* LISTED ENTRIES:
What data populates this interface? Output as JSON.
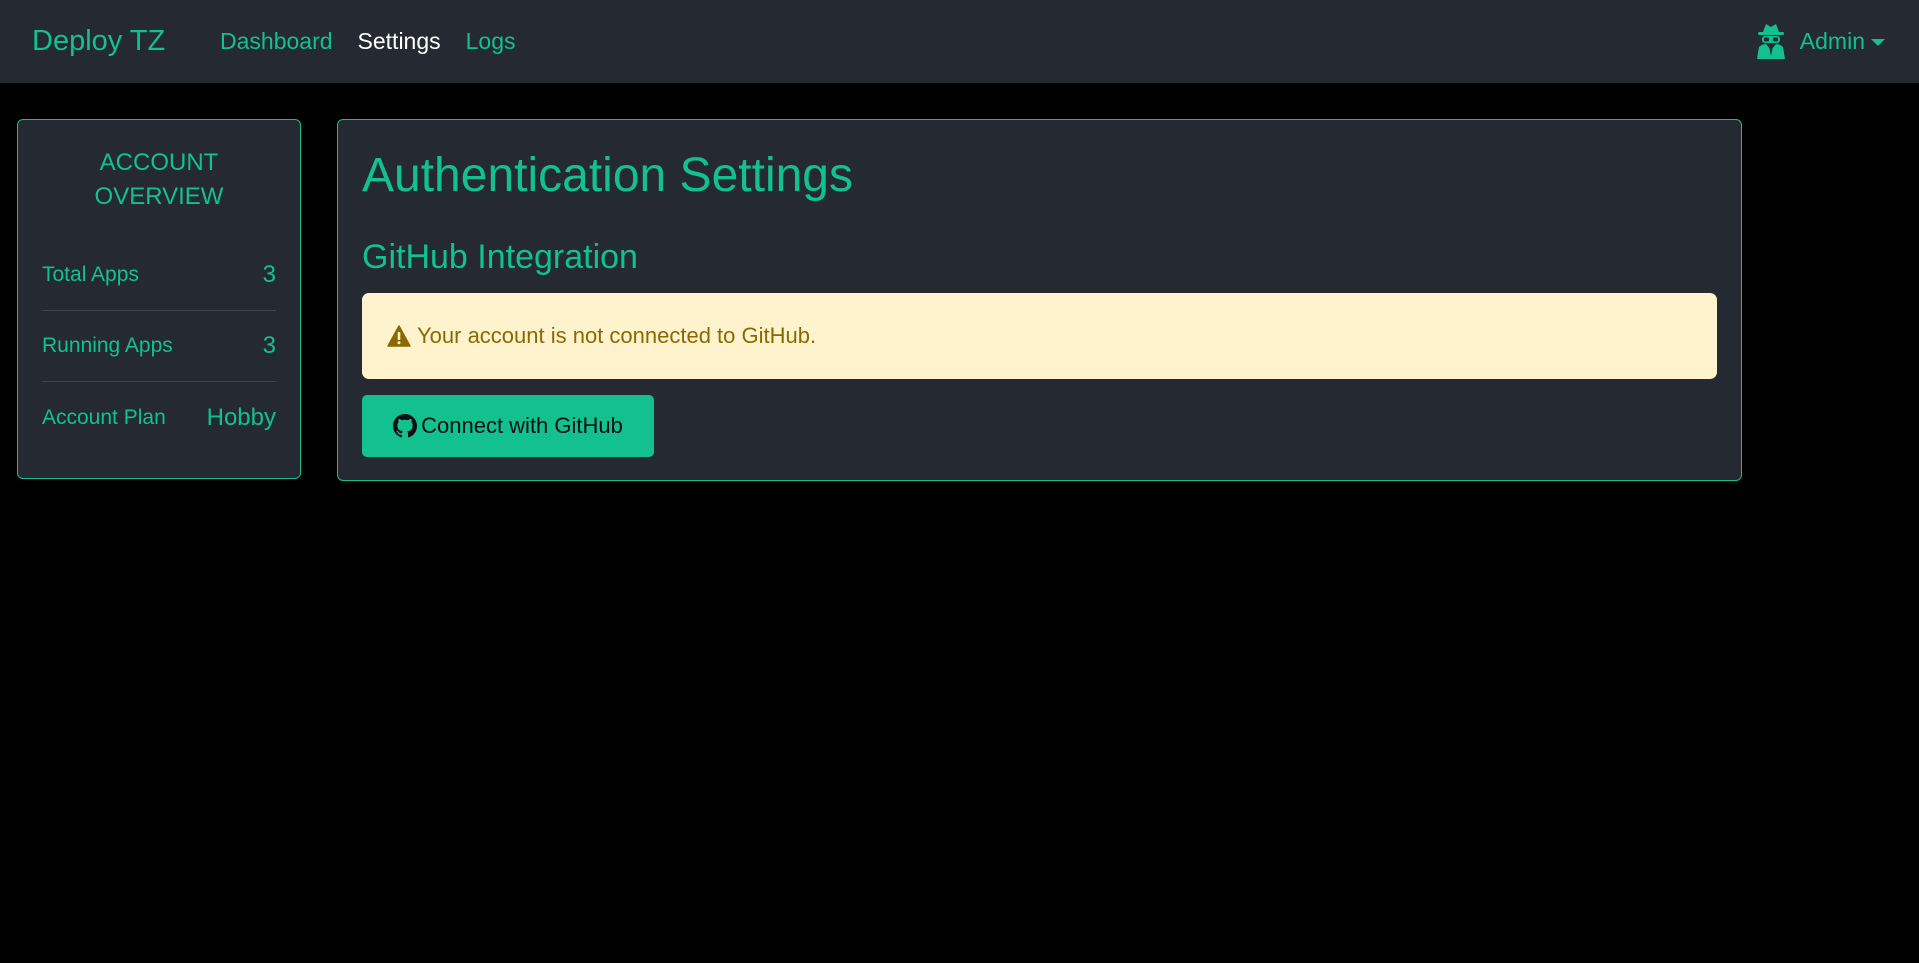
{
  "navbar": {
    "brand": "Deploy TZ",
    "links": [
      {
        "label": "Dashboard",
        "active": false
      },
      {
        "label": "Settings",
        "active": true
      },
      {
        "label": "Logs",
        "active": false
      }
    ],
    "user": {
      "name": "Admin",
      "icon": "user-secret-icon"
    }
  },
  "sidebar": {
    "title": "ACCOUNT OVERVIEW",
    "stats": [
      {
        "label": "Total Apps",
        "value": "3"
      },
      {
        "label": "Running Apps",
        "value": "3"
      },
      {
        "label": "Account Plan",
        "value": "Hobby"
      }
    ]
  },
  "main": {
    "title": "Authentication Settings",
    "section_title": "GitHub Integration",
    "alert": {
      "icon": "warning-icon",
      "text": "Your account is not connected to GitHub."
    },
    "connect_button": {
      "icon": "github-icon",
      "label": "Connect with GitHub"
    }
  },
  "colors": {
    "accent": "#13c08f",
    "navbar_bg": "#242932",
    "card_bg": "#242932",
    "page_bg": "#000000",
    "alert_bg": "#fff3cd",
    "alert_text": "#8a6a00"
  }
}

* REQUIRED WORK:
Reproduce the whole listing above word for word, but not its pictures.

* EXERCISE RESULT:
What data populates this interface? Output as JSON.
{
  "navbar": {
    "brand": "Deploy TZ",
    "links": [
      {
        "label": "Dashboard",
        "active": false
      },
      {
        "label": "Settings",
        "active": true
      },
      {
        "label": "Logs",
        "active": false
      }
    ],
    "user": {
      "name": "Admin",
      "icon": "user-secret-icon"
    }
  },
  "sidebar": {
    "title": "ACCOUNT OVERVIEW",
    "stats": [
      {
        "label": "Total Apps",
        "value": "3"
      },
      {
        "label": "Running Apps",
        "value": "3"
      },
      {
        "label": "Account Plan",
        "value": "Hobby"
      }
    ]
  },
  "main": {
    "title": "Authentication Settings",
    "section_title": "GitHub Integration",
    "alert": {
      "icon": "warning-icon",
      "text": "Your account is not connected to GitHub."
    },
    "connect_button": {
      "icon": "github-icon",
      "label": "Connect with GitHub"
    }
  },
  "colors": {
    "accent": "#13c08f",
    "navbar_bg": "#242932",
    "card_bg": "#242932",
    "page_bg": "#000000",
    "alert_bg": "#fff3cd",
    "alert_text": "#8a6a00"
  }
}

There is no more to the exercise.